↓

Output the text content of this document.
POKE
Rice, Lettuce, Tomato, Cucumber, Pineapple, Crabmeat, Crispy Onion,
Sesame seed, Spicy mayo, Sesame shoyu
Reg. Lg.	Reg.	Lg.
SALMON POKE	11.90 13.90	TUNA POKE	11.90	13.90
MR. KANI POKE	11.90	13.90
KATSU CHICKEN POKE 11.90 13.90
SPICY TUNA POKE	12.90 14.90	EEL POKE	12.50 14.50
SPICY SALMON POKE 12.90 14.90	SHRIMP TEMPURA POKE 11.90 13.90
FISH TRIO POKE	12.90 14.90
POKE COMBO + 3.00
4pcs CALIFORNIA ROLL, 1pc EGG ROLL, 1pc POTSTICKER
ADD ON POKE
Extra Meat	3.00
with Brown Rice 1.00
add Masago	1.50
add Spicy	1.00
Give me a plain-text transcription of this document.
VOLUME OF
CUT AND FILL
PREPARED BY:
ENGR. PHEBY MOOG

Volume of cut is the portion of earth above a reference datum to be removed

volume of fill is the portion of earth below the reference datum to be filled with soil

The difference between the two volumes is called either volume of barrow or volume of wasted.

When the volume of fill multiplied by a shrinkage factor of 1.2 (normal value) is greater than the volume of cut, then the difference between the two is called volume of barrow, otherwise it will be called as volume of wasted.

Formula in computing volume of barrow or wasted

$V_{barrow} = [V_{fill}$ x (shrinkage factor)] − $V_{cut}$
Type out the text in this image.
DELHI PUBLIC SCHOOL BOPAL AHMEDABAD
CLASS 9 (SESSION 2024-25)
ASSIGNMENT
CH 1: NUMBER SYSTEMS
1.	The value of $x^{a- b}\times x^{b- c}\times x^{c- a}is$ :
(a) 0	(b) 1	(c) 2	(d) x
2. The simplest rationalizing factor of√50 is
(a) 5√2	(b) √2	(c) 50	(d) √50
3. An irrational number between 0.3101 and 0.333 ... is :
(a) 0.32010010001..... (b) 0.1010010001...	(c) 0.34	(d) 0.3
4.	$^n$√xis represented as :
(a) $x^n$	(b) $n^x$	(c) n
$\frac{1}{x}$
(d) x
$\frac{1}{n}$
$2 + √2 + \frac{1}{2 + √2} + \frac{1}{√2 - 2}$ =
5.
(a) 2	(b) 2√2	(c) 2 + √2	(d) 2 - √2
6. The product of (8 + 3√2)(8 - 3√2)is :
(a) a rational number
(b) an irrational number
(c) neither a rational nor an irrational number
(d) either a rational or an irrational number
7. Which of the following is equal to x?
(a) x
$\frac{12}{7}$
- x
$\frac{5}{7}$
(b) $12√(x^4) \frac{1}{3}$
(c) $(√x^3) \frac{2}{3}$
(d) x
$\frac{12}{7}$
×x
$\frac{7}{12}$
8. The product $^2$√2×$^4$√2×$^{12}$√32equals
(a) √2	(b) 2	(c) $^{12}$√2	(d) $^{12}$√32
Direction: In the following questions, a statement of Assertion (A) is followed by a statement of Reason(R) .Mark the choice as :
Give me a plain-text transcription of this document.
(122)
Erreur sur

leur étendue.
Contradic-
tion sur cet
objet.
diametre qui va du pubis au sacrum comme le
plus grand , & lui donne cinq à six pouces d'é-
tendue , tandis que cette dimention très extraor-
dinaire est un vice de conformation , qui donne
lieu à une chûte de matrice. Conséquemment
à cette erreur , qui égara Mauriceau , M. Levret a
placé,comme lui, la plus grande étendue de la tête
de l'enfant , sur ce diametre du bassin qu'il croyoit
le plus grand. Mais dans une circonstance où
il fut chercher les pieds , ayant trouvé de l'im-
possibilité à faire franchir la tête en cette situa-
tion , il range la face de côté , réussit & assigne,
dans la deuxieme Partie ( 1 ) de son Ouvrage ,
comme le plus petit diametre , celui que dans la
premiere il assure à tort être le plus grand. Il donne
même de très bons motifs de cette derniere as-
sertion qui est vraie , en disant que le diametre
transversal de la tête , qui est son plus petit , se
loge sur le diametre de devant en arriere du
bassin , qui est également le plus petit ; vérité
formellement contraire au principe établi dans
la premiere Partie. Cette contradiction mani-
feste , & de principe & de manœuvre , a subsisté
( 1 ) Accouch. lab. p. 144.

↑

Repeat the records above in full, character for character.

_COMPLETE RESPONSE_.
Output the text content of this document.
POKE
Rice, Lettuce, Tomato, Cucumber, Pineapple, Crabmeat, Crispy Onion,
Sesame seed, Spicy mayo, Sesame shoyu
Reg. Lg.	Reg.	Lg.
SALMON POKE	11.90 13.90	TUNA POKE	11.90	13.90
MR. KANI POKE	11.90	13.90
KATSU CHICKEN POKE 11.90 13.90
SPICY TUNA POKE	12.90 14.90	EEL POKE	12.50 14.50
SPICY SALMON POKE 12.90 14.90	SHRIMP TEMPURA POKE 11.90 13.90
FISH TRIO POKE	12.90 14.90
POKE COMBO + 3.00
4pcs CALIFORNIA ROLL, 1pc EGG ROLL, 1pc POTSTICKER
ADD ON POKE
Extra Meat	3.00
with Brown Rice 1.00
add Masago	1.50
add Spicy	1.00
Give me a plain-text transcription of this document.
VOLUME OF
CUT AND FILL
PREPARED BY:
ENGR. PHEBY MOOG

Volume of cut is the portion of earth above a reference datum to be removed

volume of fill is the portion of earth below the reference datum to be filled with soil

The difference between the two volumes is called either volume of barrow or volume of wasted.

When the volume of fill multiplied by a shrinkage factor of 1.2 (normal value) is greater than the volume of cut, then the difference between the two is called volume of barrow, otherwise it will be called as volume of wasted.

Formula in computing volume of barrow or wasted

$V_{barrow} = [V_{fill}$ x (shrinkage factor)] − $V_{cut}$
Type out the text in this image.
DELHI PUBLIC SCHOOL BOPAL AHMEDABAD
CLASS 9 (SESSION 2024-25)
ASSIGNMENT
CH 1: NUMBER SYSTEMS
1.	The value of $x^{a- b}\times x^{b- c}\times x^{c- a}is$ :
(a) 0	(b) 1	(c) 2	(d) x
2. The simplest rationalizing factor of√50 is
(a) 5√2	(b) √2	(c) 50	(d) √50
3. An irrational number between 0.3101 and 0.333 ... is :
(a) 0.32010010001..... (b) 0.1010010001...	(c) 0.34	(d) 0.3
4.	$^n$√xis represented as :
(a) $x^n$	(b) $n^x$	(c) n
$\frac{1}{x}$
(d) x
$\frac{1}{n}$
$2 + √2 + \frac{1}{2 + √2} + \frac{1}{√2 - 2}$ =
5.
(a) 2	(b) 2√2	(c) 2 + √2	(d) 2 - √2
6. The product of (8 + 3√2)(8 - 3√2)is :
(a) a rational number
(b) an irrational number
(c) neither a rational nor an irrational number
(d) either a rational or an irrational number
7. Which of the following is equal to x?
(a) x
$\frac{12}{7}$
- x
$\frac{5}{7}$
(b) $12√(x^4) \frac{1}{3}$
(c) $(√x^3) \frac{2}{3}$
(d) x
$\frac{12}{7}$
×x
$\frac{7}{12}$
8. The product $^2$√2×$^4$√2×$^{12}$√32equals
(a) √2	(b) 2	(c) $^{12}$√2	(d) $^{12}$√32
Direction: In the following questions, a statement of Assertion (A) is followed by a statement of Reason(R) .Mark the choice as :
Give me a plain-text transcription of this document.
(122)
Erreur sur

leur étendue.
Contradic-
tion sur cet
objet.
diametre qui va du pubis au sacrum comme le
plus grand , & lui donne cinq à six pouces d'é-
tendue , tandis que cette dimention très extraor-
dinaire est un vice de conformation , qui donne
lieu à une chûte de matrice. Conséquemment
à cette erreur , qui égara Mauriceau , M. Levret a
placé,comme lui, la plus grande étendue de la tête
de l'enfant , sur ce diametre du bassin qu'il croyoit
le plus grand. Mais dans une circonstance où
il fut chercher les pieds , ayant trouvé de l'im-
possibilité à faire franchir la tête en cette situa-
tion , il range la face de côté , réussit & assigne,
dans la deuxieme Partie ( 1 ) de son Ouvrage ,
comme le plus petit diametre , celui que dans la
premiere il assure à tort être le plus grand. Il donne
même de très bons motifs de cette derniere as-
sertion qui est vraie , en disant que le diametre
transversal de la tête , qui est son plus petit , se
loge sur le diametre de devant en arriere du
bassin , qui est également le plus petit ; vérité
formellement contraire au principe établi dans
la premiere Partie. Cette contradiction mani-
feste , & de principe & de manœuvre , a subsisté
( 1 ) Accouch. lab. p. 144.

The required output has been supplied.